(Dataset listings of figures)
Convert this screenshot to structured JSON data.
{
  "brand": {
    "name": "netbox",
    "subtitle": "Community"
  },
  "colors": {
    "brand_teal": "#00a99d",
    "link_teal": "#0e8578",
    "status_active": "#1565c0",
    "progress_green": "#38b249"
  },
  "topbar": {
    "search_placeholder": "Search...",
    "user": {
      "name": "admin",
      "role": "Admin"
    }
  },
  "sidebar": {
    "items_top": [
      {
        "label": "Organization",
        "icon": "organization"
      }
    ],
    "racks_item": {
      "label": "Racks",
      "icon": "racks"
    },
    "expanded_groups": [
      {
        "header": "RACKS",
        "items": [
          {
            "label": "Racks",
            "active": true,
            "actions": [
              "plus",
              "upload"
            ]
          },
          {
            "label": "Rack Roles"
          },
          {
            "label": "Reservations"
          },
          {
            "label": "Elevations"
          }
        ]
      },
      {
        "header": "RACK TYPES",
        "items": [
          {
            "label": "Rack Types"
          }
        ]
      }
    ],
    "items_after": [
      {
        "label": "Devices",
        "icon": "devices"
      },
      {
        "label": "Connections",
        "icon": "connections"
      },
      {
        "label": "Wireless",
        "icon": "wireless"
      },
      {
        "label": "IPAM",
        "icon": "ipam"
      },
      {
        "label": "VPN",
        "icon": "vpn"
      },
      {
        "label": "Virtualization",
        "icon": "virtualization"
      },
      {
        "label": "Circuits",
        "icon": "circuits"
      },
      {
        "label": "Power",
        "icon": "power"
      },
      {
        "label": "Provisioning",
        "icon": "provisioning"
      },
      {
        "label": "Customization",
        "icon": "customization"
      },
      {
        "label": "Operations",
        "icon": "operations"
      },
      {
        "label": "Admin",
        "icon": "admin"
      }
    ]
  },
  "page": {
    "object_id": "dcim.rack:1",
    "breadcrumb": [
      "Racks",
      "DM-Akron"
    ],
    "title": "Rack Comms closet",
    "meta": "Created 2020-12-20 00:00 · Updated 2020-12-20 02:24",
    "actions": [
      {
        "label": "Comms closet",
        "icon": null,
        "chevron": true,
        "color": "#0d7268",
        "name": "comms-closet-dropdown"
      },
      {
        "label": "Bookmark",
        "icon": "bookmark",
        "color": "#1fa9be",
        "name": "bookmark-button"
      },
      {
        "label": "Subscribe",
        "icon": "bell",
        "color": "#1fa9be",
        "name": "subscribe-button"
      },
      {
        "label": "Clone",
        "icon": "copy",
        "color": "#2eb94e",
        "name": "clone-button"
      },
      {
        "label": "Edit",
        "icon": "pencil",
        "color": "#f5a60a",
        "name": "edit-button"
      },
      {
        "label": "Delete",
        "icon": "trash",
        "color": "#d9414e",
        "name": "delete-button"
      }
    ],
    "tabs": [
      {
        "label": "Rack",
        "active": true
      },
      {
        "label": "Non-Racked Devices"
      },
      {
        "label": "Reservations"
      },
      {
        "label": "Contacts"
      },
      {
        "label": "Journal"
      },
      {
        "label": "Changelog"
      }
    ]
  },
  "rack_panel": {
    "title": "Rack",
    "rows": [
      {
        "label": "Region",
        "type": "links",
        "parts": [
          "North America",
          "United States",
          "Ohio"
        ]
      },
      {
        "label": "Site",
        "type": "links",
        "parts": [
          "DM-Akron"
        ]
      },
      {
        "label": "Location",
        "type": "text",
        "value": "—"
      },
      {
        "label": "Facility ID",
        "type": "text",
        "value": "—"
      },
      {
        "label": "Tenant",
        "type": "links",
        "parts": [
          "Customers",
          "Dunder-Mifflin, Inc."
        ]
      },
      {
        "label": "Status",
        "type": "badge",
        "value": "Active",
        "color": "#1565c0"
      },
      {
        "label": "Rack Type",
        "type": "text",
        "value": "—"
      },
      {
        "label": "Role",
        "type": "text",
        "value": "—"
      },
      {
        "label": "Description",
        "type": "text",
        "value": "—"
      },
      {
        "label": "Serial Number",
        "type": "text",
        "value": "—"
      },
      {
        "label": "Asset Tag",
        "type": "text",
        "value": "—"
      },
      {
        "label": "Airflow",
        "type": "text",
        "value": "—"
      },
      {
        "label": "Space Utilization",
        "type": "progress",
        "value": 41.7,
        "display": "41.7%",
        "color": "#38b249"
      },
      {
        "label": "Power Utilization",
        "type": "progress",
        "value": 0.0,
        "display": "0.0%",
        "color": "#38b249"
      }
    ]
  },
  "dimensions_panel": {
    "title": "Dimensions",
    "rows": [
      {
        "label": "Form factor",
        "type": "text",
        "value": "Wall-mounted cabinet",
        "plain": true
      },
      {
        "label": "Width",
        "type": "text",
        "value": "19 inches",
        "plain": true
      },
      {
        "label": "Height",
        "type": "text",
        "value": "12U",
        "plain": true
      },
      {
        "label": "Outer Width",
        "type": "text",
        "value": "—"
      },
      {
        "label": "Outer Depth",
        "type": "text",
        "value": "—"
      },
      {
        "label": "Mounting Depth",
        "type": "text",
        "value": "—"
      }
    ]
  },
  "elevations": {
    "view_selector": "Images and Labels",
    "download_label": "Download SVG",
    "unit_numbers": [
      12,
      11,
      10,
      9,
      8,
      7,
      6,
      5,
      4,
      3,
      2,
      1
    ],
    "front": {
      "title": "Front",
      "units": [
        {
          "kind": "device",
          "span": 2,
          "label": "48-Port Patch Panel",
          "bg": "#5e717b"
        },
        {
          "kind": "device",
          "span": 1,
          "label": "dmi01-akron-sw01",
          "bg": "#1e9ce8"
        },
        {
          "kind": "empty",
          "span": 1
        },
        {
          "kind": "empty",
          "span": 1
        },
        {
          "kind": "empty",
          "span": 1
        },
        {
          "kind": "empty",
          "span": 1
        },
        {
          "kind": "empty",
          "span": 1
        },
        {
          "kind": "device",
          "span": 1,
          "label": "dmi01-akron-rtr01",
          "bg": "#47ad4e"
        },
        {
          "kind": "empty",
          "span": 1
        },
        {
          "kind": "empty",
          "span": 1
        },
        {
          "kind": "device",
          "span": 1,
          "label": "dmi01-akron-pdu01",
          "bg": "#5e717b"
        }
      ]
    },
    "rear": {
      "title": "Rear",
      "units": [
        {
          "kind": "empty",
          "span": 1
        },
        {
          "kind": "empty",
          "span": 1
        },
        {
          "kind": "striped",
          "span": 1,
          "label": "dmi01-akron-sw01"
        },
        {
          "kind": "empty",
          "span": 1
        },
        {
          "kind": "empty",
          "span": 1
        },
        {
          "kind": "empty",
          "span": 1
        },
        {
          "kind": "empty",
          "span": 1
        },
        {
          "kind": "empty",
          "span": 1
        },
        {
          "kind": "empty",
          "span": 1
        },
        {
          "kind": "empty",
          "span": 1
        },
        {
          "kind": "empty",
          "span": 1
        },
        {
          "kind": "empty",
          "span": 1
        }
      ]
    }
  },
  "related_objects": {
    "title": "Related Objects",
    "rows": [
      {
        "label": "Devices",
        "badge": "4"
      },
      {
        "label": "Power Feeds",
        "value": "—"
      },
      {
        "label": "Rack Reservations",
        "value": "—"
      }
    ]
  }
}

What you need to do: Transcribe every entry exactly.

Full answer:
Convert this screenshot to structured JSON data.
{
  "brand": {
    "name": "netbox",
    "subtitle": "Community"
  },
  "colors": {
    "brand_teal": "#00a99d",
    "link_teal": "#0e8578",
    "status_active": "#1565c0",
    "progress_green": "#38b249"
  },
  "topbar": {
    "search_placeholder": "Search...",
    "user": {
      "name": "admin",
      "role": "Admin"
    }
  },
  "sidebar": {
    "items_top": [
      {
        "label": "Organization",
        "icon": "organization"
      }
    ],
    "racks_item": {
      "label": "Racks",
      "icon": "racks"
    },
    "expanded_groups": [
      {
        "header": "RACKS",
        "items": [
          {
            "label": "Racks",
            "active": true,
            "actions": [
              "plus",
              "upload"
            ]
          },
          {
            "label": "Rack Roles"
          },
          {
            "label": "Reservations"
          },
          {
            "label": "Elevations"
          }
        ]
      },
      {
        "header": "RACK TYPES",
        "items": [
          {
            "label": "Rack Types"
          }
        ]
      }
    ],
    "items_after": [
      {
        "label": "Devices",
        "icon": "devices"
      },
      {
        "label": "Connections",
        "icon": "connections"
      },
      {
        "label": "Wireless",
        "icon": "wireless"
      },
      {
        "label": "IPAM",
        "icon": "ipam"
      },
      {
        "label": "VPN",
        "icon": "vpn"
      },
      {
        "label": "Virtualization",
        "icon": "virtualization"
      },
      {
        "label": "Circuits",
        "icon": "circuits"
      },
      {
        "label": "Power",
        "icon": "power"
      },
      {
        "label": "Provisioning",
        "icon": "provisioning"
      },
      {
        "label": "Customization",
        "icon": "customization"
      },
      {
        "label": "Operations",
        "icon": "operations"
      },
      {
        "label": "Admin",
        "icon": "admin"
      }
    ]
  },
  "page": {
    "object_id": "dcim.rack:1",
    "breadcrumb": [
      "Racks",
      "DM-Akron"
    ],
    "title": "Rack Comms closet",
    "meta": "Created 2020-12-20 00:00 · Updated 2020-12-20 02:24",
    "actions": [
      {
        "label": "Comms closet",
        "icon": null,
        "chevron": true,
        "color": "#0d7268",
        "name": "comms-closet-dropdown"
      },
      {
        "label": "Bookmark",
        "icon": "bookmark",
        "color": "#1fa9be",
        "name": "bookmark-button"
      },
      {
        "label": "Subscribe",
        "icon": "bell",
        "color": "#1fa9be",
        "name": "subscribe-button"
      },
      {
        "label": "Clone",
        "icon": "copy",
        "color": "#2eb94e",
        "name": "clone-button"
      },
      {
        "label": "Edit",
        "icon": "pencil",
        "color": "#f5a60a",
        "name": "edit-button"
      },
      {
        "label": "Delete",
        "icon": "trash",
        "color": "#d9414e",
        "name": "delete-button"
      }
    ],
    "tabs": [
      {
        "label": "Rack",
        "active": true
      },
      {
        "label": "Non-Racked Devices"
      },
      {
        "label": "Reservations"
      },
      {
        "label": "Contacts"
      },
      {
        "label": "Journal"
      },
      {
        "label": "Changelog"
      }
    ]
  },
  "rack_panel": {
    "title": "Rack",
    "rows": [
      {
        "label": "Region",
        "type": "links",
        "parts": [
          "North America",
          "United States",
          "Ohio"
        ]
      },
      {
        "label": "Site",
        "type": "links",
        "parts": [
          "DM-Akron"
        ]
      },
      {
        "label": "Location",
        "type": "text",
        "value": "—"
      },
      {
        "label": "Facility ID",
        "type": "text",
        "value": "—"
      },
      {
        "label": "Tenant",
        "type": "links",
        "parts": [
          "Customers",
          "Dunder-Mifflin, Inc."
        ]
      },
      {
        "label": "Status",
        "type": "badge",
        "value": "Active",
        "color": "#1565c0"
      },
      {
        "label": "Rack Type",
        "type": "text",
        "value": "—"
      },
      {
        "label": "Role",
        "type": "text",
        "value": "—"
      },
      {
        "label": "Description",
        "type": "text",
        "value": "—"
      },
      {
        "label": "Serial Number",
        "type": "text",
        "value": "—"
      },
      {
        "label": "Asset Tag",
        "type": "text",
        "value": "—"
      },
      {
        "label": "Airflow",
        "type": "text",
        "value": "—"
      },
      {
        "label": "Space Utilization",
        "type": "progress",
        "value": 41.7,
        "display": "41.7%",
        "color": "#38b249"
      },
      {
        "label": "Power Utilization",
        "type": "progress",
        "value": 0.0,
        "display": "0.0%",
        "color": "#38b249"
      }
    ]
  },
  "dimensions_panel": {
    "title": "Dimensions",
    "rows": [
      {
        "label": "Form factor",
        "type": "text",
        "value": "Wall-mounted cabinet",
        "plain": true
      },
      {
        "label": "Width",
        "type": "text",
        "value": "19 inches",
        "plain": true
      },
      {
        "label": "Height",
        "type": "text",
        "value": "12U",
        "plain": true
      },
      {
        "label": "Outer Width",
        "type": "text",
        "value": "—"
      },
      {
        "label": "Outer Depth",
        "type": "text",
        "value": "—"
      },
      {
        "label": "Mounting Depth",
        "type": "text",
        "value": "—"
      }
    ]
  },
  "elevations": {
    "view_selector": "Images and Labels",
    "download_label": "Download SVG",
    "unit_numbers": [
      12,
      11,
      10,
      9,
      8,
      7,
      6,
      5,
      4,
      3,
      2,
      1
    ],
    "front": {
      "title": "Front",
      "units": [
        {
          "kind": "device",
          "span": 2,
          "label": "48-Port Patch Panel",
          "bg": "#5e717b"
        },
        {
          "kind": "device",
          "span": 1,
          "label": "dmi01-akron-sw01",
          "bg": "#1e9ce8"
        },
        {
          "kind": "empty",
          "span": 1
        },
        {
          "kind": "empty",
          "span": 1
        },
        {
          "kind": "empty",
          "span": 1
        },
        {
          "kind": "empty",
          "span": 1
        },
        {
          "kind": "empty",
          "span": 1
        },
        {
          "kind": "device",
          "span": 1,
          "label": "dmi01-akron-rtr01",
          "bg": "#47ad4e"
        },
        {
          "kind": "empty",
          "span": 1
        },
        {
          "kind": "empty",
          "span": 1
        },
        {
          "kind": "device",
          "span": 1,
          "label": "dmi01-akron-pdu01",
          "bg": "#5e717b"
        }
      ]
    },
    "rear": {
      "title": "Rear",
      "units": [
        {
          "kind": "empty",
          "span": 1
        },
        {
          "kind": "empty",
          "span": 1
        },
        {
          "kind": "striped",
          "span": 1,
          "label": "dmi01-akron-sw01"
        },
        {
          "kind": "empty",
          "span": 1
        },
        {
          "kind": "empty",
          "span": 1
        },
        {
          "kind": "empty",
          "span": 1
        },
        {
          "kind": "empty",
          "span": 1
        },
        {
          "kind": "empty",
          "span": 1
        },
        {
          "kind": "empty",
          "span": 1
        },
        {
          "kind": "empty",
          "span": 1
        },
        {
          "kind": "empty",
          "span": 1
        },
        {
          "kind": "empty",
          "span": 1
        }
      ]
    }
  },
  "related_objects": {
    "title": "Related Objects",
    "rows": [
      {
        "label": "Devices",
        "badge": "4"
      },
      {
        "label": "Power Feeds",
        "value": "—"
      },
      {
        "label": "Rack Reservations",
        "value": "—"
      }
    ]
  }
}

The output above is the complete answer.